## YOUR GOAL
Copy the entries from the line with "cerebellum-outline (988, 749, 1317, 993)" up to and including the line with "Localize each UI", reproducing each line without change.

## EXTRACTED MATERIAL
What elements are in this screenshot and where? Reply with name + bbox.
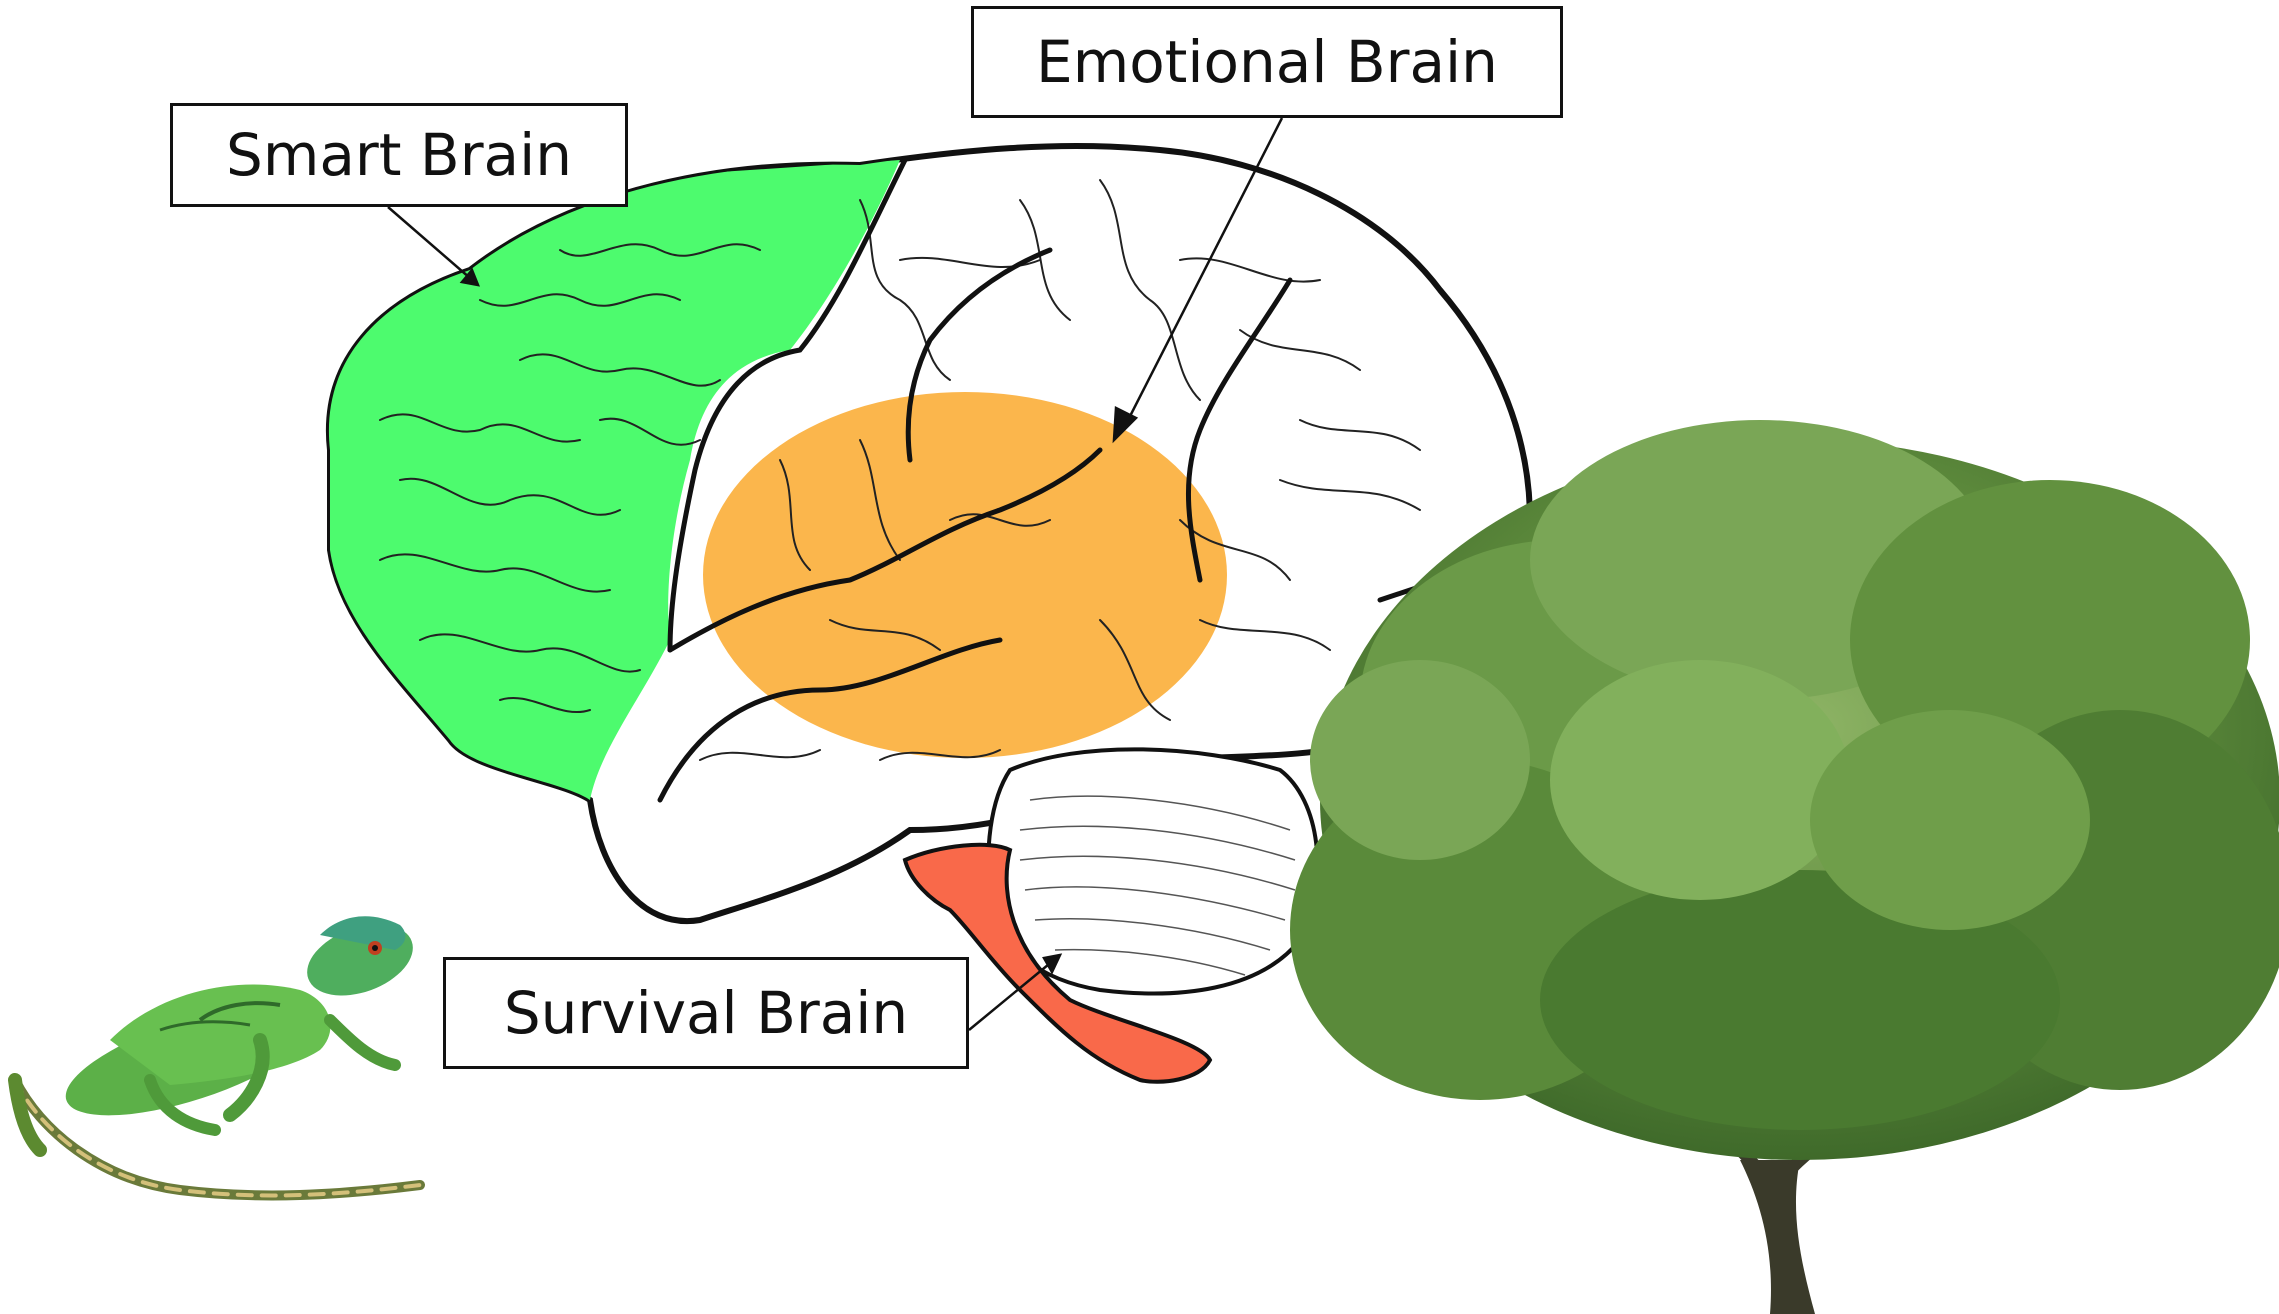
cerebellum-outline (988, 749, 1317, 993)
smart-brain-label: Smart Brain (170, 103, 628, 207)
emotional-brain-label: Emotional Brain (971, 6, 1563, 118)
lizard-icon (15, 911, 423, 1195)
survival-brain-label: Survival Brain (443, 957, 969, 1069)
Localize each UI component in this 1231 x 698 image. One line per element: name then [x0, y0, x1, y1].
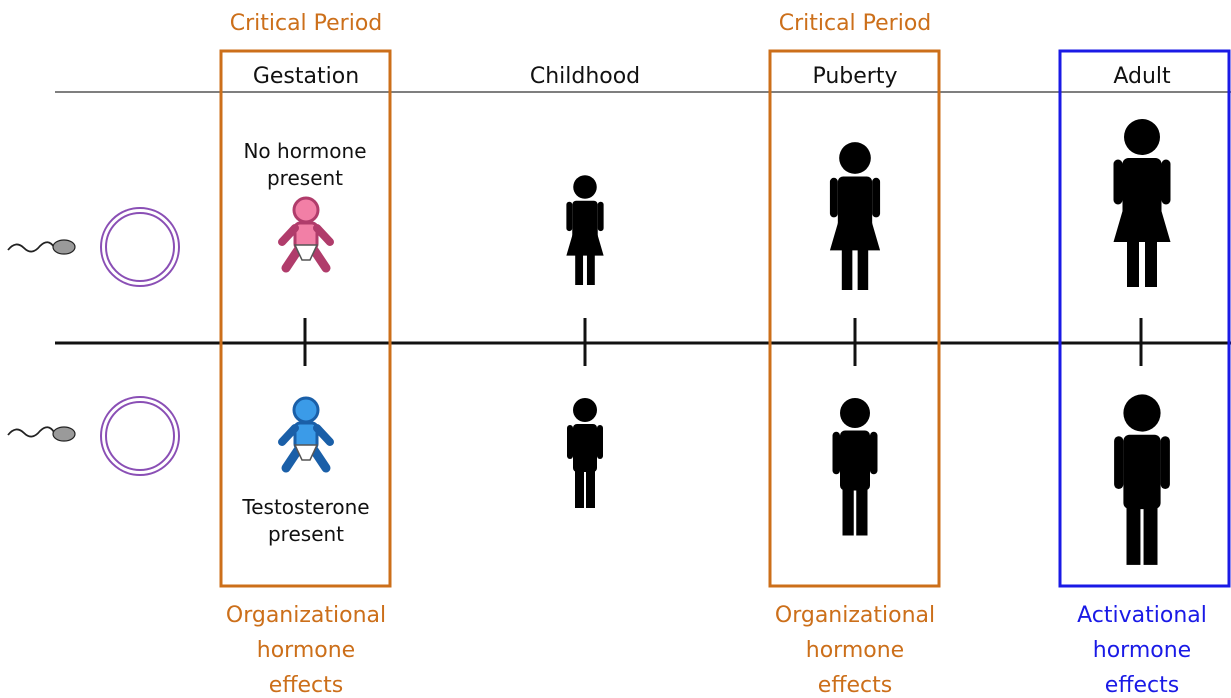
egg-icon	[100, 207, 180, 287]
organizational-effects-1-line1: Organizational	[226, 603, 386, 628]
stage-label-childhood: Childhood	[530, 64, 640, 89]
no-hormone-note-line2: present	[267, 166, 343, 190]
male-figure-icon	[567, 398, 603, 508]
testosterone-note-line2: present	[268, 522, 344, 546]
sperm-icon	[7, 239, 76, 255]
female-figure-icon	[566, 175, 604, 285]
critical-period-label-gestation: Critical Period	[230, 11, 383, 36]
activational-effects-line2: hormone	[1093, 638, 1191, 663]
activational-effects-line3: effects	[1105, 673, 1179, 698]
critical-period-label-puberty: Critical Period	[779, 11, 932, 36]
puberty-critical-box	[768, 49, 941, 588]
organizational-effects-2-line1: Organizational	[775, 603, 935, 628]
female-figure-icon	[829, 142, 881, 290]
baby-girl-icon	[282, 198, 330, 268]
adult-activational-box	[1058, 49, 1231, 588]
stage-label-adult: Adult	[1113, 64, 1171, 89]
testosterone-note-line1: Testosterone	[241, 495, 369, 519]
organizational-effects-2-line3: effects	[818, 673, 892, 698]
male-figure-icon	[1114, 394, 1170, 565]
egg-icon	[100, 396, 180, 476]
organizational-effects-2-line2: hormone	[806, 638, 904, 663]
stage-label-puberty: Puberty	[812, 64, 897, 89]
activational-effects-line1: Activational	[1077, 603, 1207, 628]
organizational-effects-1-line2: hormone	[257, 638, 355, 663]
stage-label-gestation: Gestation	[253, 64, 359, 89]
female-figure-icon	[1113, 119, 1171, 287]
no-hormone-note-line1: No hormone	[243, 139, 366, 163]
baby-boy-icon	[282, 398, 330, 468]
sperm-icon	[7, 426, 76, 442]
organizational-effects-1-line3: effects	[269, 673, 343, 698]
gestation-critical-box	[219, 49, 392, 588]
male-figure-icon	[832, 398, 878, 536]
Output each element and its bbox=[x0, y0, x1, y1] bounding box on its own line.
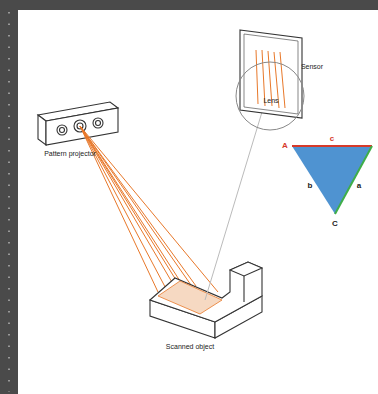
sensor bbox=[236, 30, 304, 130]
projector bbox=[38, 102, 118, 145]
part-label: Scanned object bbox=[166, 343, 214, 350]
part-label: Sensor bbox=[301, 63, 323, 70]
vertex-label: A bbox=[282, 142, 288, 150]
vertex-label: C bbox=[332, 220, 338, 228]
side-label: a bbox=[357, 182, 361, 190]
dotted-strip bbox=[8, 12, 9, 392]
reflected-ray bbox=[205, 112, 262, 300]
side-label: b bbox=[308, 182, 313, 190]
side-label: c bbox=[330, 135, 334, 143]
panel bbox=[18, 10, 378, 394]
projected-pattern bbox=[158, 281, 222, 314]
triangulation-triangle bbox=[292, 146, 372, 214]
part-label: Pattern projector bbox=[44, 150, 96, 157]
part-label: Lens bbox=[263, 97, 278, 104]
scanned-object bbox=[150, 262, 262, 338]
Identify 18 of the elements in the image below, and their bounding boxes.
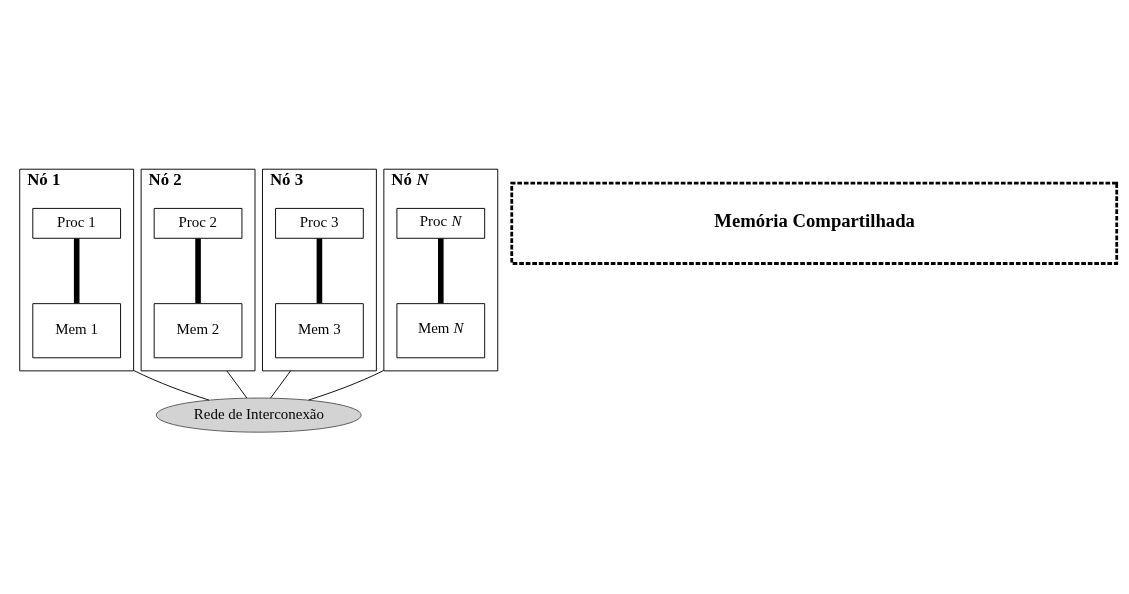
node-box: Mem 1	[32, 303, 122, 359]
node-box: Proc 2	[153, 207, 243, 239]
node-box: Memória Compartilhada	[510, 181, 1119, 265]
connector	[270, 370, 292, 399]
connector	[195, 238, 201, 304]
node-box: Mem N	[396, 303, 486, 359]
node-box: Mem 2	[153, 303, 243, 359]
node-box: Proc 1	[32, 207, 122, 239]
node-box: Proc 3	[275, 207, 364, 239]
connector	[73, 238, 80, 304]
node-ellipse: Rede de Interconexão	[155, 397, 362, 433]
connector	[308, 369, 385, 401]
node-box: Proc N	[396, 207, 486, 239]
connector	[133, 369, 210, 401]
connector	[438, 238, 444, 304]
node-box: Mem 3	[275, 303, 364, 359]
connector	[316, 238, 323, 304]
connector	[226, 370, 248, 399]
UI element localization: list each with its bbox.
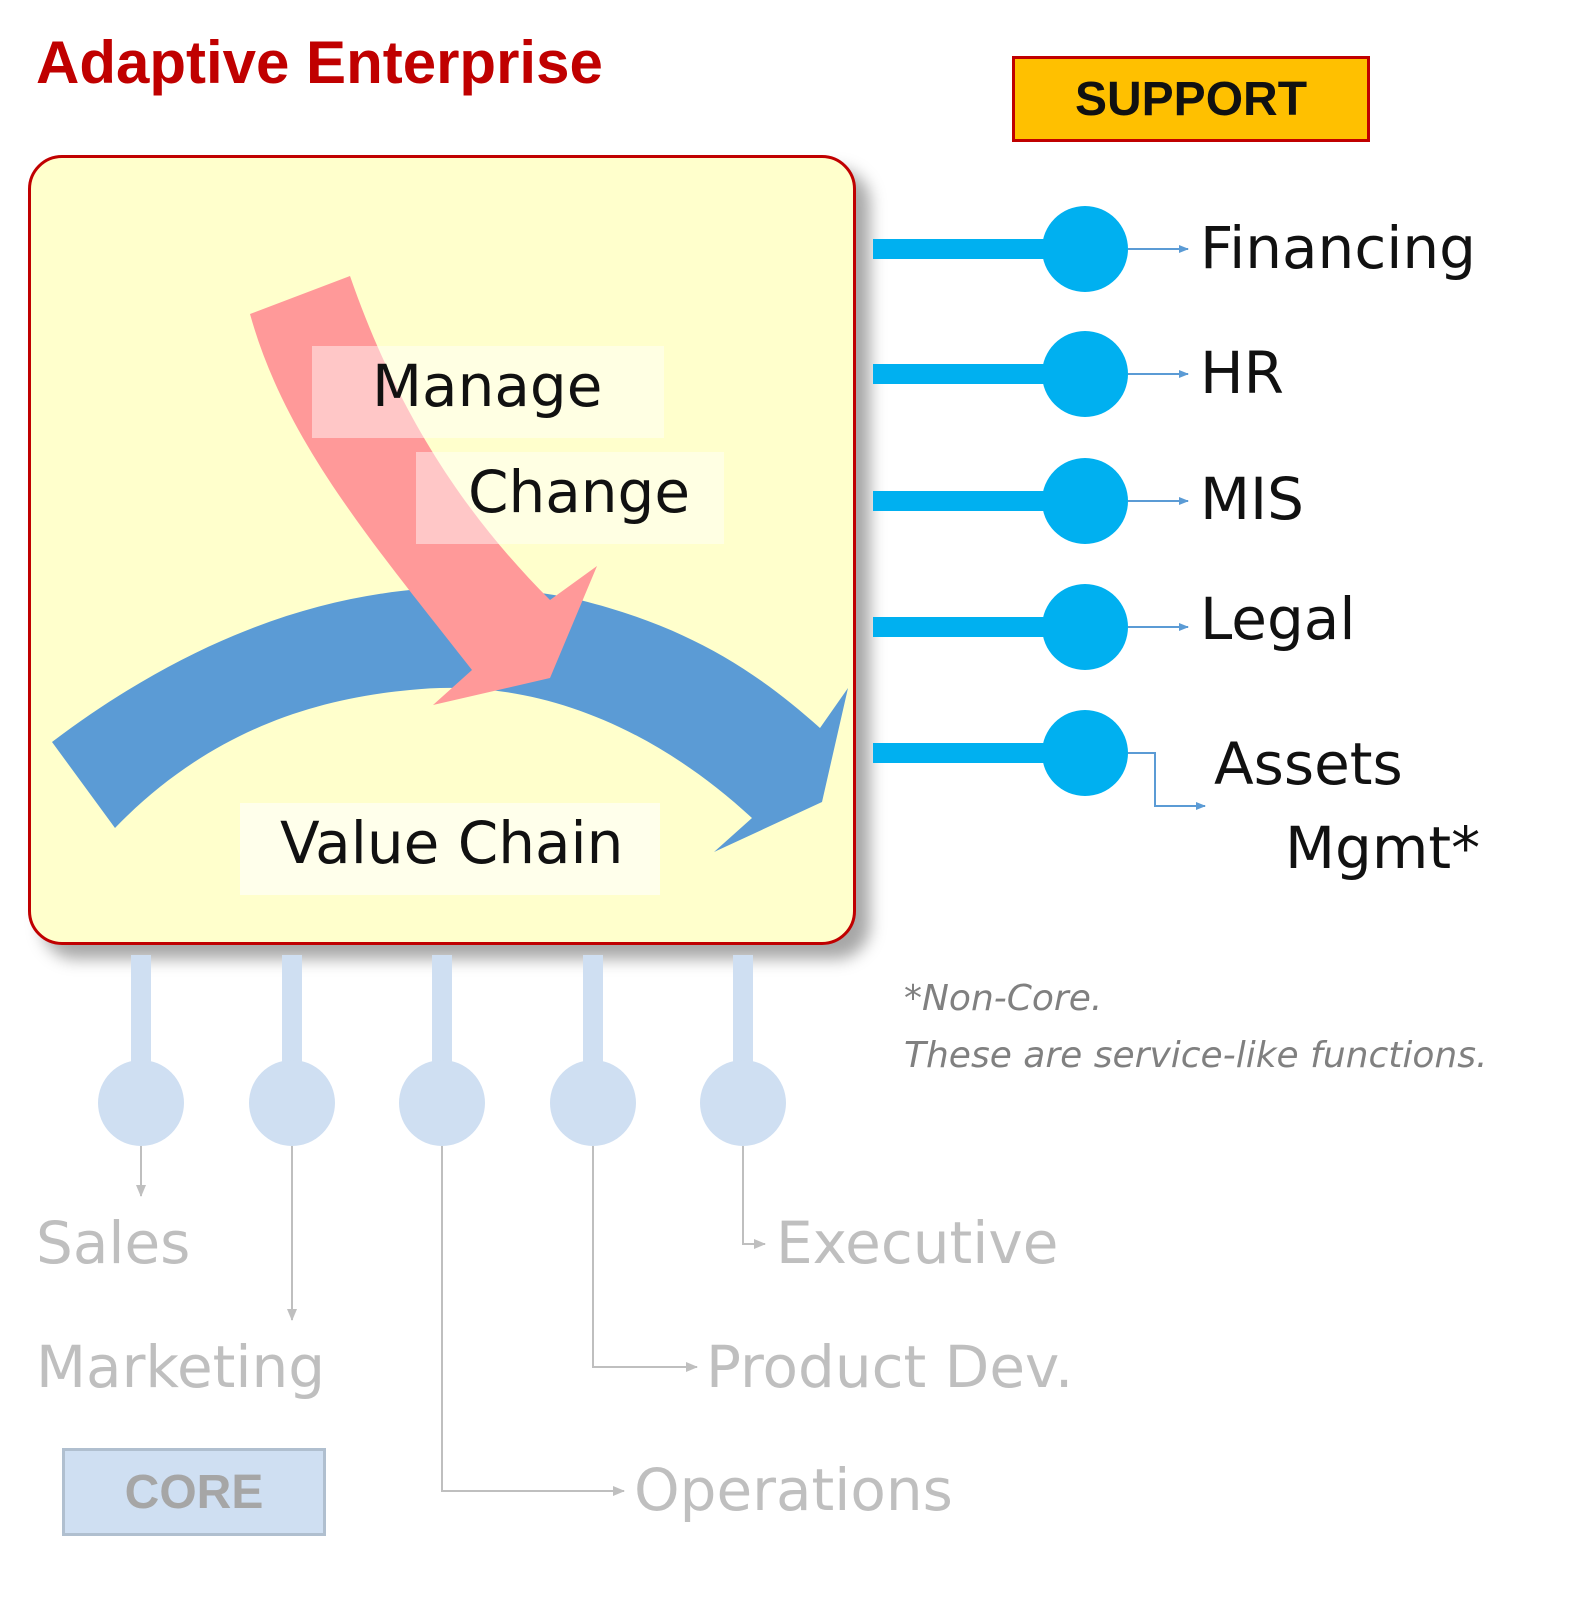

## REPLY
cerebellum-outline (988, 749, 1317, 993)
smart-brain-label: Smart Brain (170, 103, 628, 207)
emotional-brain-label: Emotional Brain (971, 6, 1563, 118)
lizard-icon (15, 911, 423, 1195)
survival-brain-label: Survival Brain (443, 957, 969, 1069)
Localize each UI component in this 1231 x 698 image. One line per element: name then [x0, y0, x1, y1].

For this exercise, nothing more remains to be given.